What is needed
Gather each line of the entries below that includes "Inbound".

──────── Provided material

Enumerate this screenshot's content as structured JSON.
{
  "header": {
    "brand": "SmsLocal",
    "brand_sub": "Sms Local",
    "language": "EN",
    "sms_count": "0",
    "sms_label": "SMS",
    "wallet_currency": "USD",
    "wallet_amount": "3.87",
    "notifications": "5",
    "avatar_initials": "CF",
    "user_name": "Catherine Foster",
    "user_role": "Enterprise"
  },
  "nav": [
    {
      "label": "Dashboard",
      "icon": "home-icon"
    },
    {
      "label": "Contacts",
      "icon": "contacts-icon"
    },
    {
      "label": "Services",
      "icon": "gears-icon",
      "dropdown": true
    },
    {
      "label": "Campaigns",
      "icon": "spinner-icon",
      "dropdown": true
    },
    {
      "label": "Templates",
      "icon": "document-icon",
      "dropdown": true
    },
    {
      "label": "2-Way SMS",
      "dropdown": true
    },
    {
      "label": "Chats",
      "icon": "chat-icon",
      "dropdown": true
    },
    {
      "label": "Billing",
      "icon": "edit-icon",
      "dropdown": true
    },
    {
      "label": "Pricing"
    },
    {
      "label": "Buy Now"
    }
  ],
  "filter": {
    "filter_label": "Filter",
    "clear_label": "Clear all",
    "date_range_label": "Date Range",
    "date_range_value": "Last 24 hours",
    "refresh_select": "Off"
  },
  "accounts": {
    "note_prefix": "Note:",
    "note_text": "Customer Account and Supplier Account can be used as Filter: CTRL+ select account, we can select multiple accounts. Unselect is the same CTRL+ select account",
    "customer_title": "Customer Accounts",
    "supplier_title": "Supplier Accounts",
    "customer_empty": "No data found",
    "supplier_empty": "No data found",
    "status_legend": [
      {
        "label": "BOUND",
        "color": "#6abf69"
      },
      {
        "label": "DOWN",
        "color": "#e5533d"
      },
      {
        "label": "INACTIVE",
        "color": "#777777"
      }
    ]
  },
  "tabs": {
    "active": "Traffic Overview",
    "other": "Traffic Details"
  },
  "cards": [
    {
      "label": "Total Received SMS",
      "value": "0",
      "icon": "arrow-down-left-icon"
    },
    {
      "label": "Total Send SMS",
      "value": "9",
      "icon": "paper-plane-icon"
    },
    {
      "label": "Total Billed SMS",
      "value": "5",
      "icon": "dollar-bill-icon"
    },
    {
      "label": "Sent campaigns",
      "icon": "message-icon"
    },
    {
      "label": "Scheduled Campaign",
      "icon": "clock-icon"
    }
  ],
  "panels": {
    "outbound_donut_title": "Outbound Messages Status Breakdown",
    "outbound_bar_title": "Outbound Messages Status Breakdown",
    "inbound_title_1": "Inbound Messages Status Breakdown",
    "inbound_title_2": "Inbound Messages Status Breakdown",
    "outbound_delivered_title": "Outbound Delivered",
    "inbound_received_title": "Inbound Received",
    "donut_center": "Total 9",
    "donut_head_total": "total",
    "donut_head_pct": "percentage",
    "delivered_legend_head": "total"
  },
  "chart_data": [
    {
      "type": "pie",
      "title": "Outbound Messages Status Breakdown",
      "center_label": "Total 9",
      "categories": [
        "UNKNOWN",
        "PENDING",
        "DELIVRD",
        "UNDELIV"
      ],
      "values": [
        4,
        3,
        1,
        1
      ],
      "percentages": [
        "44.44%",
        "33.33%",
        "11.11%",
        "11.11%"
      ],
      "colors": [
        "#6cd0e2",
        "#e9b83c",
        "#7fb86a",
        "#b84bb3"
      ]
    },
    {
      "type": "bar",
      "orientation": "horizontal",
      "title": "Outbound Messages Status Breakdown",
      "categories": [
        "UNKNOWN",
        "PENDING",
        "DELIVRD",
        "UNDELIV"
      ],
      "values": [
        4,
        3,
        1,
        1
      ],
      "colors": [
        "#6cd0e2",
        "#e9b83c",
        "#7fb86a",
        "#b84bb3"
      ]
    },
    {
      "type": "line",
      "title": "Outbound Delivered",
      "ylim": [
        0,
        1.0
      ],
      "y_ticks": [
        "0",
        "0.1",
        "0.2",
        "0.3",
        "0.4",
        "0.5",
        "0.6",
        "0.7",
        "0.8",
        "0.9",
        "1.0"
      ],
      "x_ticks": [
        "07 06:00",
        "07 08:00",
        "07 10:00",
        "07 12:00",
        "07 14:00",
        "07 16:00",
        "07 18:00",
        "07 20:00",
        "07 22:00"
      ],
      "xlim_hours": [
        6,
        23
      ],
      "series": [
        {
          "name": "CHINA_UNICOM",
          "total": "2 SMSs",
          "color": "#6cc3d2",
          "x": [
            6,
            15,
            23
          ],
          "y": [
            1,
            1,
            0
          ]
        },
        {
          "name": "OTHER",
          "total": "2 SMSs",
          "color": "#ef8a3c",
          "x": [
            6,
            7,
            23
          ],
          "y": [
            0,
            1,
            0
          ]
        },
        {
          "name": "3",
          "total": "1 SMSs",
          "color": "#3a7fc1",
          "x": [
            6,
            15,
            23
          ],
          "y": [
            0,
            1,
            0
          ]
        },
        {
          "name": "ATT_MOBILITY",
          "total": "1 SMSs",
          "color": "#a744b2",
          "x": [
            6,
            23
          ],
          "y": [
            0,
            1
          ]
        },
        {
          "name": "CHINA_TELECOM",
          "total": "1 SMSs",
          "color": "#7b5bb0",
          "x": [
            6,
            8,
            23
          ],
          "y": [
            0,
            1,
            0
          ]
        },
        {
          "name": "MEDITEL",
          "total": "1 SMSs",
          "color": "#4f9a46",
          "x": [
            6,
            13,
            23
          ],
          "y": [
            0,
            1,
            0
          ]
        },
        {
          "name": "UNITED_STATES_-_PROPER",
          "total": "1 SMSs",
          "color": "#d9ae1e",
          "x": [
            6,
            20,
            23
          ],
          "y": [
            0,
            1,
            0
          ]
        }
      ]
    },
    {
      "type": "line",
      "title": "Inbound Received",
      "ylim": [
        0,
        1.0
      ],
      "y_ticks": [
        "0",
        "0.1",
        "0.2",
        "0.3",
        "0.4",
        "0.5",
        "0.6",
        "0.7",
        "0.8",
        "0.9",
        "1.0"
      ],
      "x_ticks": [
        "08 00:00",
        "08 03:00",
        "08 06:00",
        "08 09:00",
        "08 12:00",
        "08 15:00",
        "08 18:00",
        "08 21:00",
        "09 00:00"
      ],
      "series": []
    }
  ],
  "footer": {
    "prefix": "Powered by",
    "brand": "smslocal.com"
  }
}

────────────────

Solution
    "inbound_title_1": "Inbound Messages Status Breakdown",
    "inbound_title_2": "Inbound Messages Status Breakdown",
    "inbound_received_title": "Inbound Received",
      "title": "Inbound Received",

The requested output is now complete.